**SHORT TASK**.
State the number of lines below in which the word "JSON" appears. Nothing else belongs in the answer.

**RECORDS FOR THIS EXERCISE**.
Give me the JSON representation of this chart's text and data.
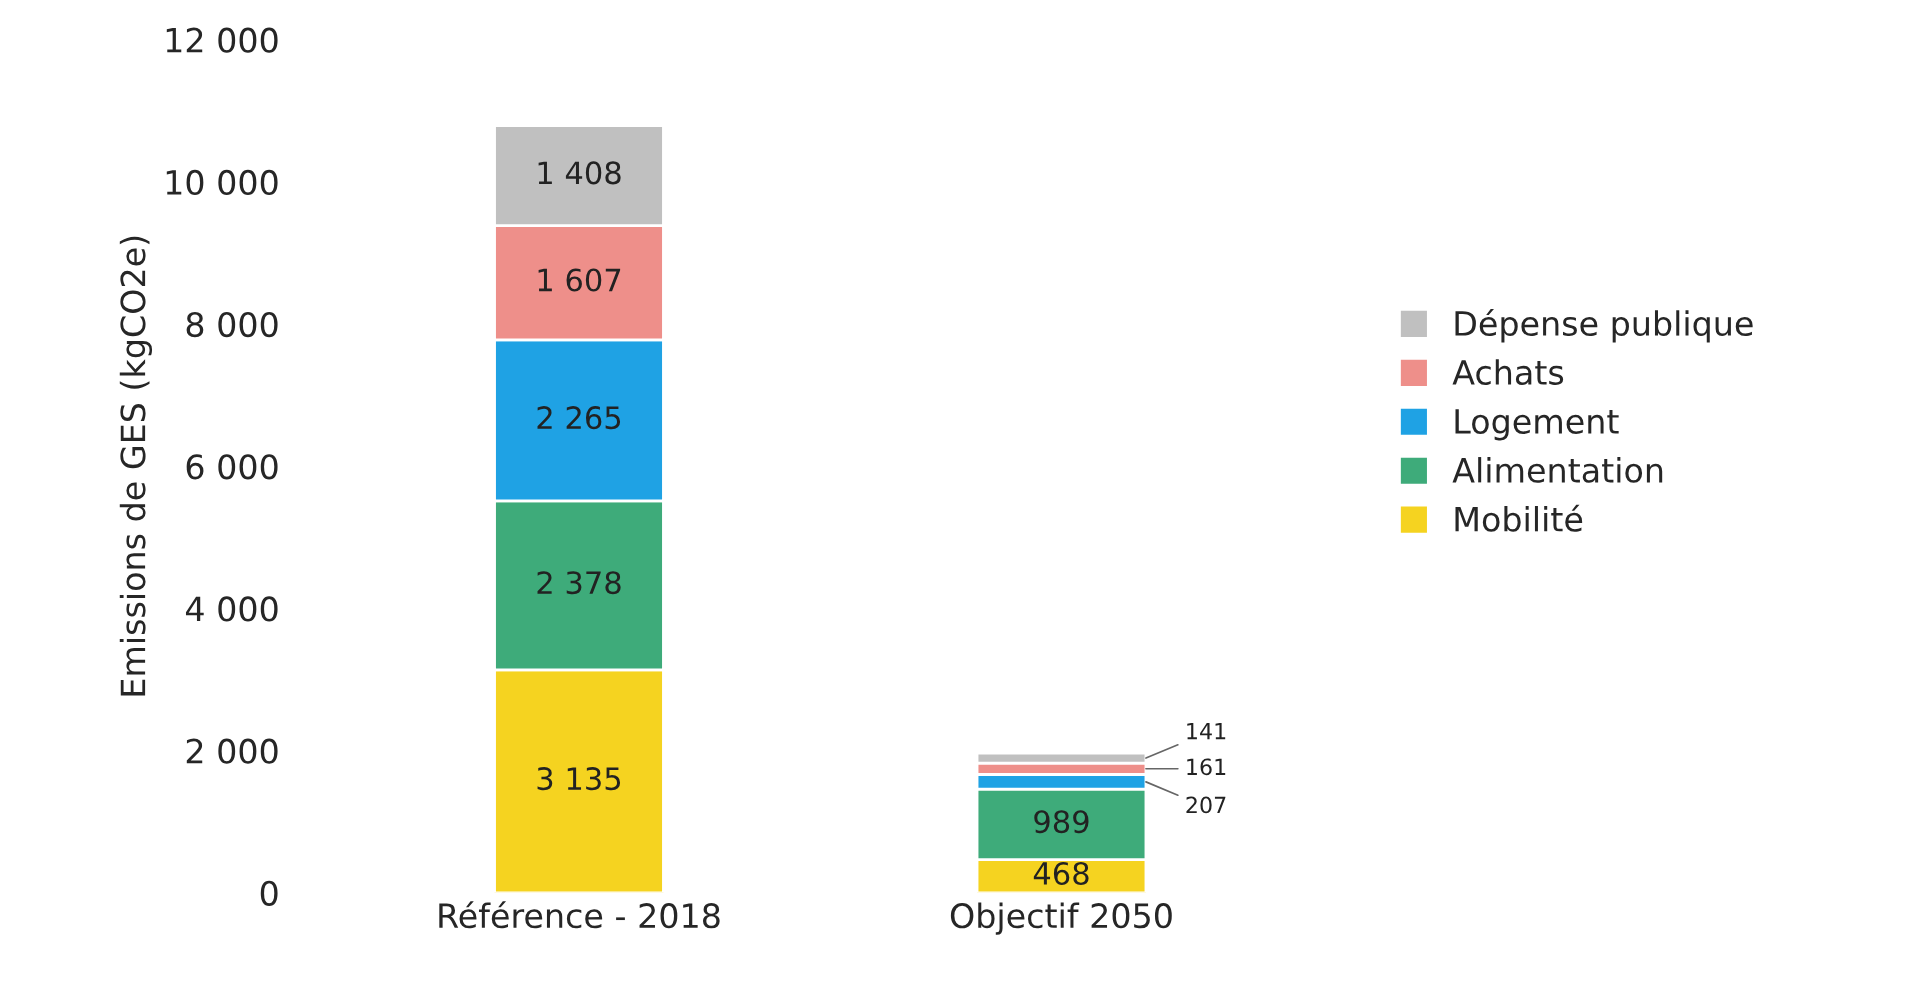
{
  "chart_data": {
    "type": "bar",
    "stacked": true,
    "ylabel": "Emissions de GES (kgCO2e)",
    "categories": [
      "Référence - 2018",
      "Objectif 2050"
    ],
    "series": [
      {
        "name": "Mobilité",
        "color": "#f5d320",
        "values": [
          3135,
          468
        ]
      },
      {
        "name": "Alimentation",
        "color": "#3eab7a",
        "values": [
          2378,
          989
        ]
      },
      {
        "name": "Logement",
        "color": "#1fa2e4",
        "values": [
          2265,
          207
        ]
      },
      {
        "name": "Achats",
        "color": "#ee8f8a",
        "values": [
          1607,
          161
        ]
      },
      {
        "name": "Dépense publique",
        "color": "#c0c0c0",
        "values": [
          1408,
          141
        ]
      }
    ],
    "ylim": [
      0,
      12000
    ],
    "yticks": [
      {
        "value": 0,
        "label": "0"
      },
      {
        "value": 2000,
        "label": "2 000"
      },
      {
        "value": 4000,
        "label": "4 000"
      },
      {
        "value": 6000,
        "label": "6 000"
      },
      {
        "value": 8000,
        "label": "8 000"
      },
      {
        "value": 10000,
        "label": "10 000"
      },
      {
        "value": 12000,
        "label": "12 000"
      }
    ],
    "data_labels": true,
    "legend": "right",
    "grid": false
  }
}
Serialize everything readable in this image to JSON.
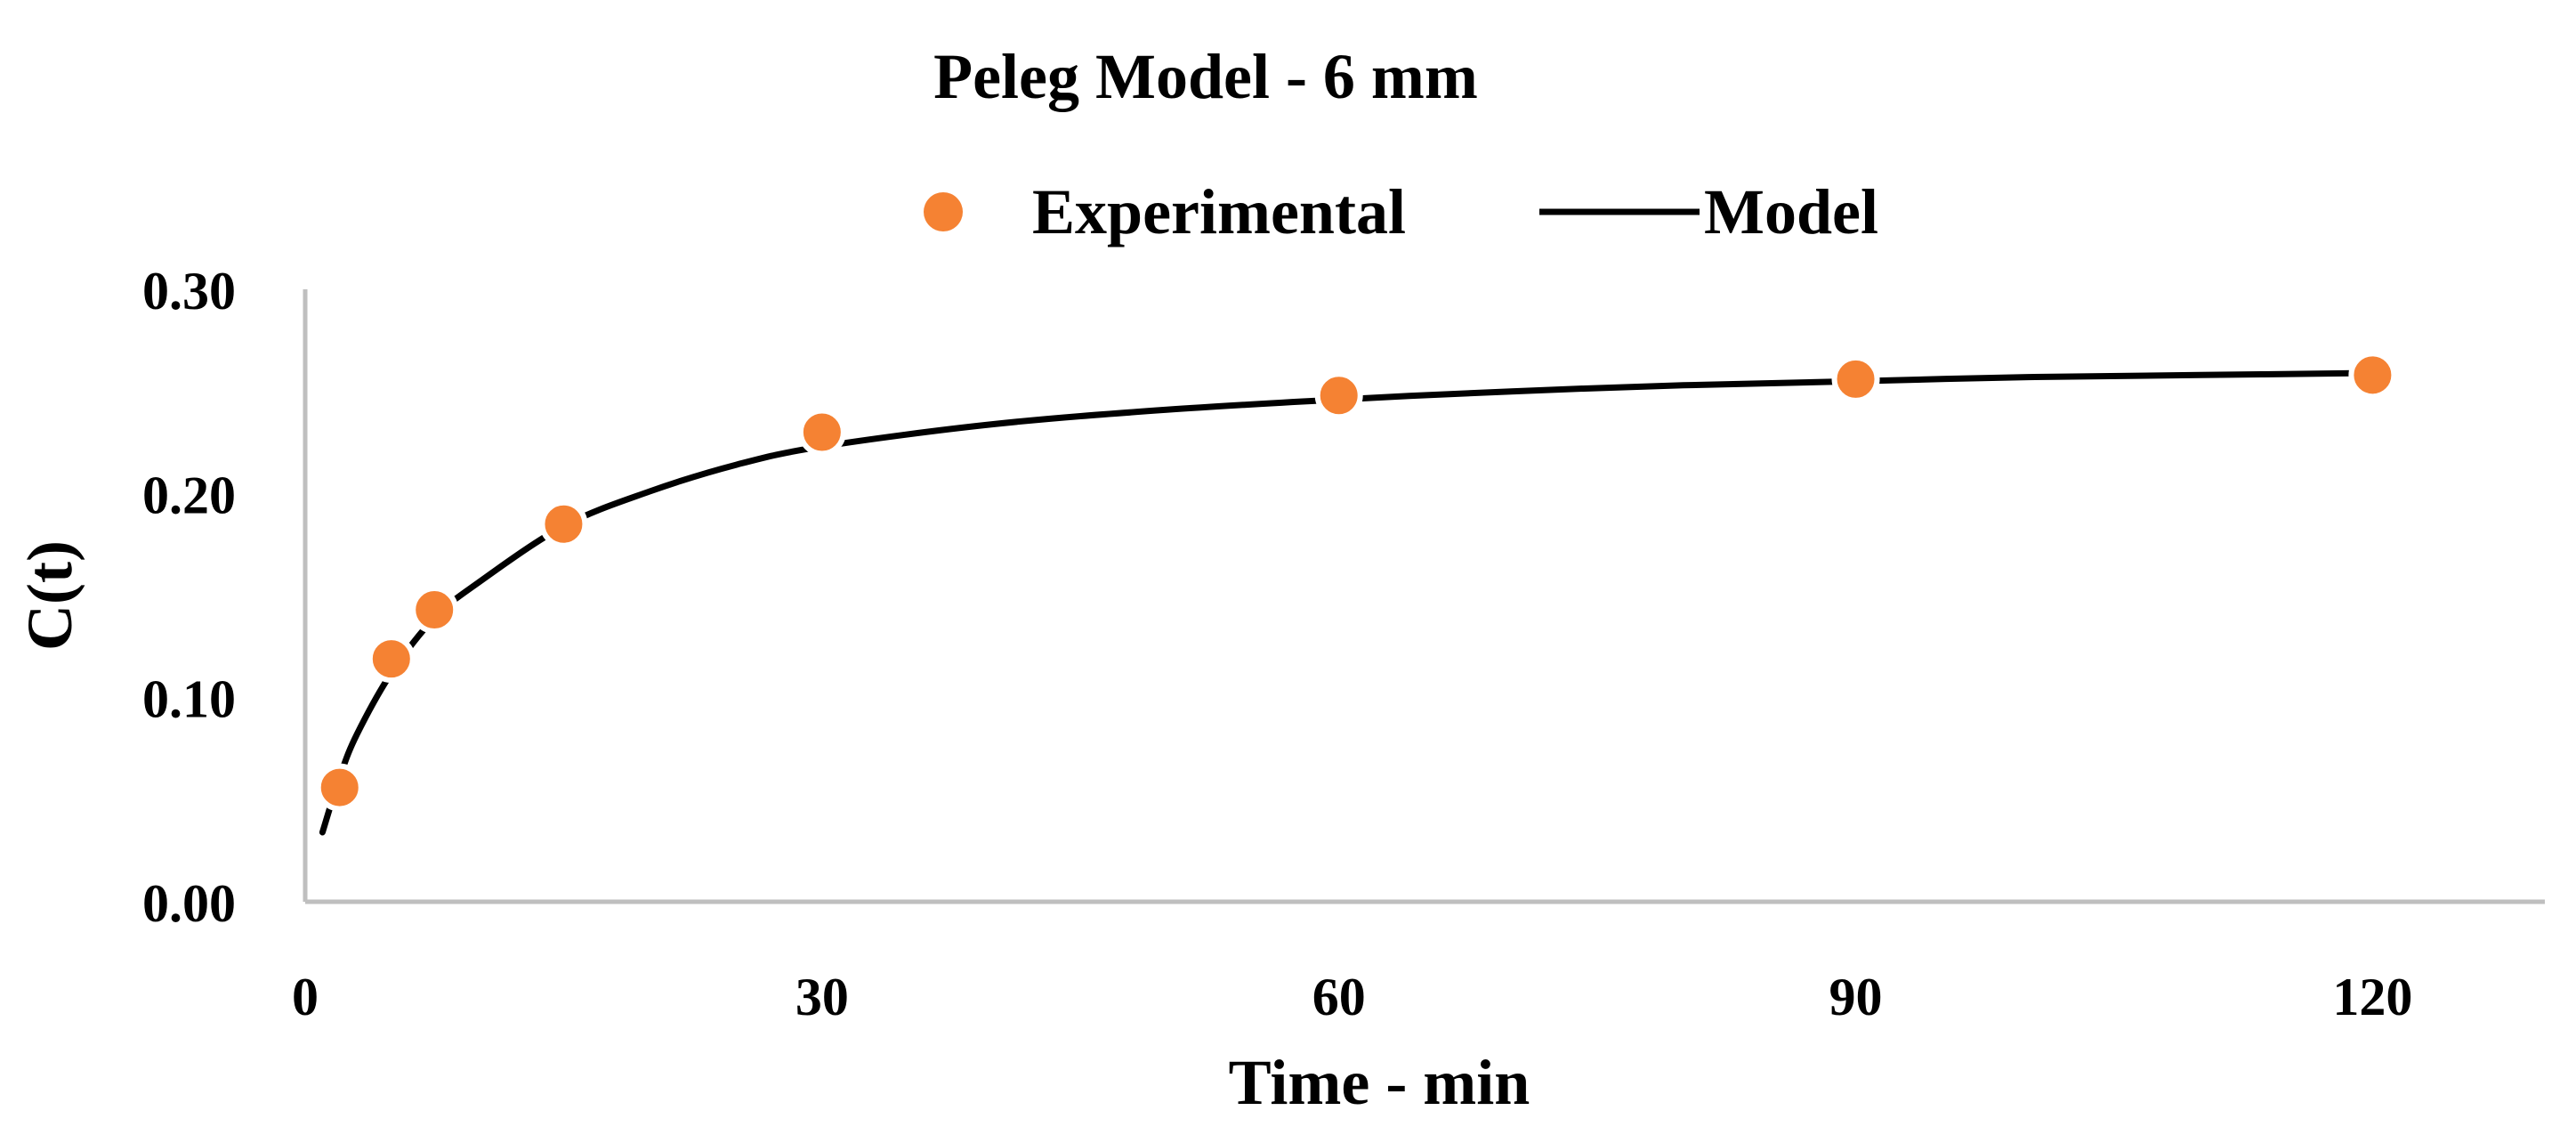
{
  "chart_data": {
    "type": "scatter",
    "title": "Peleg Model - 6 mm",
    "xlabel": "Time - min",
    "ylabel": "C(t)",
    "xlim": [
      0,
      130
    ],
    "ylim": [
      0,
      0.3
    ],
    "x_ticks": [
      0,
      30,
      60,
      90,
      120
    ],
    "y_ticks": [
      0.0,
      0.1,
      0.2,
      0.3
    ],
    "x_tick_labels": [
      "0",
      "30",
      "60",
      "90",
      "120"
    ],
    "y_tick_labels": [
      "0.00",
      "0.10",
      "0.20",
      "0.30"
    ],
    "grid": false,
    "legend_position": "top",
    "series": [
      {
        "name": "Experimental",
        "kind": "markers",
        "color": "#F58233",
        "x": [
          2,
          5,
          7.5,
          15,
          30,
          60,
          90,
          120
        ],
        "y": [
          0.056,
          0.119,
          0.143,
          0.185,
          0.23,
          0.248,
          0.256,
          0.258
        ]
      },
      {
        "name": "Model",
        "kind": "line",
        "color": "#000000",
        "x": [
          1,
          2,
          3,
          5,
          7.5,
          10,
          15,
          20,
          25,
          30,
          40,
          50,
          60,
          70,
          80,
          90,
          100,
          110,
          120
        ],
        "y": [
          0.034,
          0.061,
          0.082,
          0.112,
          0.139,
          0.156,
          0.184,
          0.201,
          0.214,
          0.223,
          0.234,
          0.241,
          0.246,
          0.25,
          0.253,
          0.255,
          0.257,
          0.258,
          0.259
        ]
      }
    ]
  }
}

**EXPECTED OUTPUT**.
2